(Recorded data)

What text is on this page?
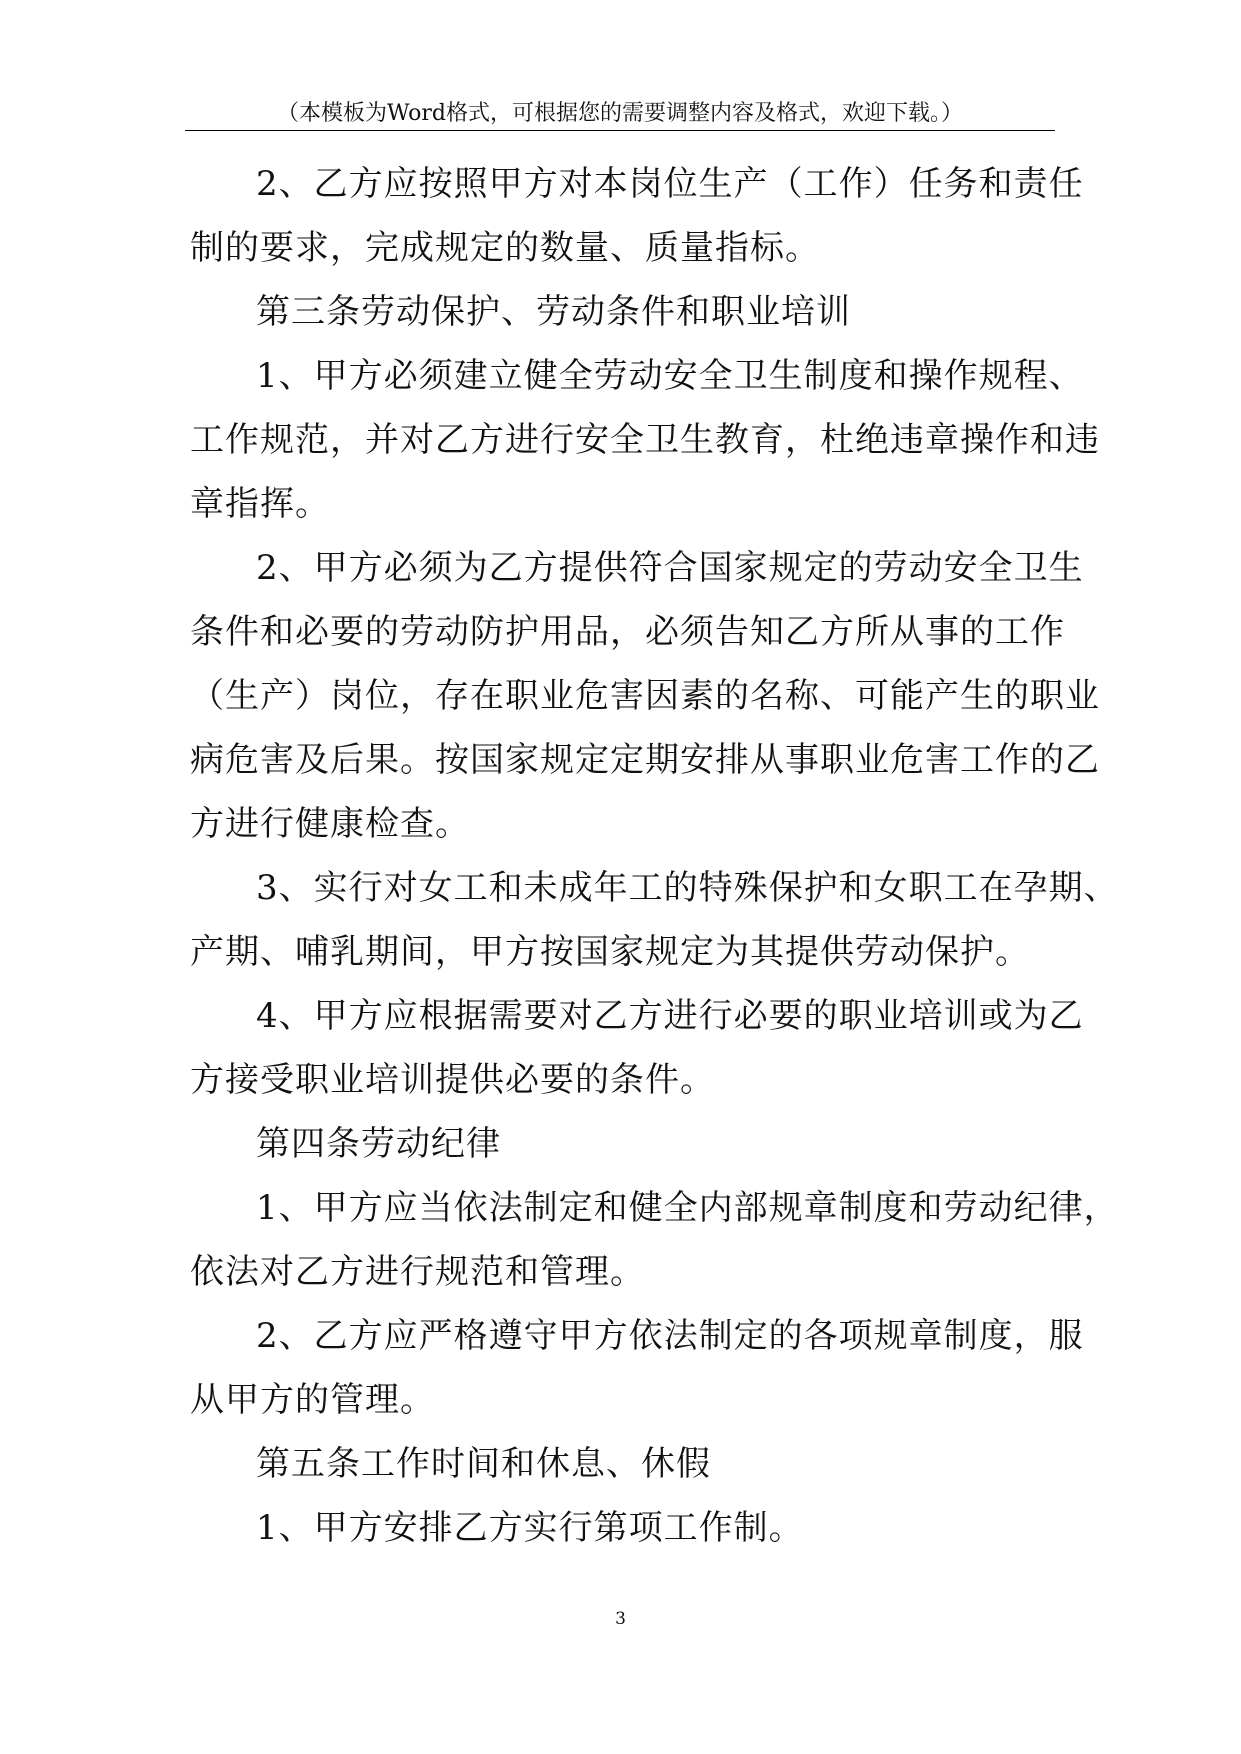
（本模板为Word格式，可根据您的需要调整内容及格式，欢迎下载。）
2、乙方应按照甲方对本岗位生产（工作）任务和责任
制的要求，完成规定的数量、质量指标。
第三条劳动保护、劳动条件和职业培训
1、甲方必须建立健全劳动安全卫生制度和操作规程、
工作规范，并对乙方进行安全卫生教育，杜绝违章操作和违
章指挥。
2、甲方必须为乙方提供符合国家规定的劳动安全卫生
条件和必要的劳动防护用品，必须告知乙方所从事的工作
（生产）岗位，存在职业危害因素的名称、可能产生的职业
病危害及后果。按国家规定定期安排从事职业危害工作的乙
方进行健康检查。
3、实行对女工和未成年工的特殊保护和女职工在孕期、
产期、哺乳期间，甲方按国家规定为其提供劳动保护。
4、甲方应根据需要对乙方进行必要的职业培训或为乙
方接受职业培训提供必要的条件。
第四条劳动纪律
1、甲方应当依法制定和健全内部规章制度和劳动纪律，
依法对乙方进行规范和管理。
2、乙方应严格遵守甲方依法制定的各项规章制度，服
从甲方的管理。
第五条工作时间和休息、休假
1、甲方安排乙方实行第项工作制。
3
---
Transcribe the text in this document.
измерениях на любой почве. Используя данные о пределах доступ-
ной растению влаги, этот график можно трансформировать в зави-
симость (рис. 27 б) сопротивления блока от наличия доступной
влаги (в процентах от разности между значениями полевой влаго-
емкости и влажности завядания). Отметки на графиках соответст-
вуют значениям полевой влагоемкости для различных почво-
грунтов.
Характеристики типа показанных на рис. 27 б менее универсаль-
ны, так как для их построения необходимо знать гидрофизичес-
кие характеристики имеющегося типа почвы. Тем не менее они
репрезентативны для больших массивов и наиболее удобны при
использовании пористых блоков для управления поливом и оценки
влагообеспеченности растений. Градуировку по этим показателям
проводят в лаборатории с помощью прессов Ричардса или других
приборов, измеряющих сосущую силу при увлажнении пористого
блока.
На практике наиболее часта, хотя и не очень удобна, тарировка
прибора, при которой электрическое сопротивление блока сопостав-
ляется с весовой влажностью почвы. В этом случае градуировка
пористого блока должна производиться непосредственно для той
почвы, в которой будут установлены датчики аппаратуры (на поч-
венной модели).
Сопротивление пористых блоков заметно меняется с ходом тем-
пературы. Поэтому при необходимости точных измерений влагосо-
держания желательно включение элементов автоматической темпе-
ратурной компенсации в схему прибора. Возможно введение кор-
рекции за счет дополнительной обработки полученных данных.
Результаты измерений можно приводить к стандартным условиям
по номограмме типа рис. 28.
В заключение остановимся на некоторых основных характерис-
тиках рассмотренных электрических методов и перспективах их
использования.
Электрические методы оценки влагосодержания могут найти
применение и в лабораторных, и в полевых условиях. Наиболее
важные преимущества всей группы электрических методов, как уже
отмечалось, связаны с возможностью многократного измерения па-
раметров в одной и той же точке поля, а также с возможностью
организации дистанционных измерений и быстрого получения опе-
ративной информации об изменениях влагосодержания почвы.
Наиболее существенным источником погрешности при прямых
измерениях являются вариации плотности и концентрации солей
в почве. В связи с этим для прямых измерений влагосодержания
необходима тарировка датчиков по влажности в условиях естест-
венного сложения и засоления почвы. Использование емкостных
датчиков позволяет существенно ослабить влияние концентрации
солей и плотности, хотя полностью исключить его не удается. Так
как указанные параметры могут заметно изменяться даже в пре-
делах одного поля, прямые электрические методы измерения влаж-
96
==
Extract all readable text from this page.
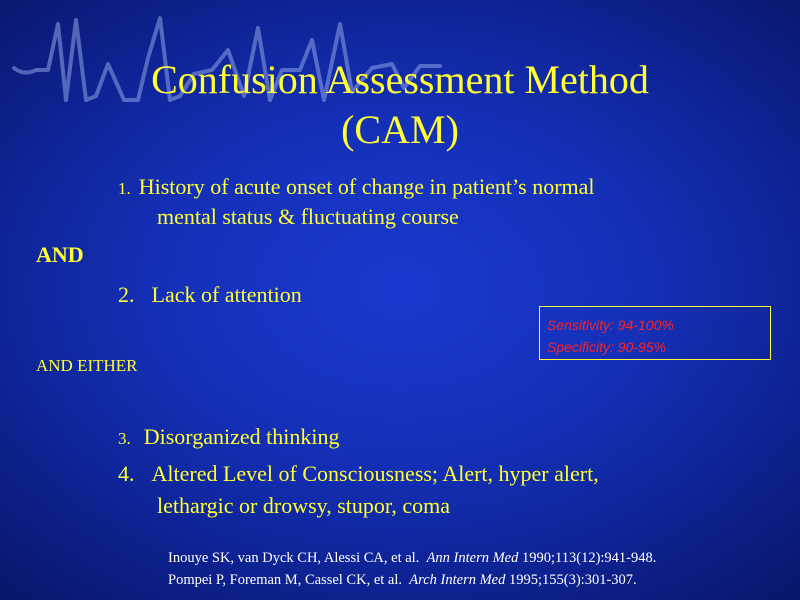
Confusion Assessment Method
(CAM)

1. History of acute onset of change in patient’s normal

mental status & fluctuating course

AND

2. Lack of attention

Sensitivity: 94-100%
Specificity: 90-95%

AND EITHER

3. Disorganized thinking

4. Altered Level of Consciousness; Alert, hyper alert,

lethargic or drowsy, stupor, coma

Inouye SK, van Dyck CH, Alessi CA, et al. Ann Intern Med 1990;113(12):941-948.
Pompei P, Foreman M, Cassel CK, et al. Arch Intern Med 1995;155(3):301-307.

Job: Within the entries above, report how many lines include "влагосодержания", and keep the answer to the number.

Full answer: 3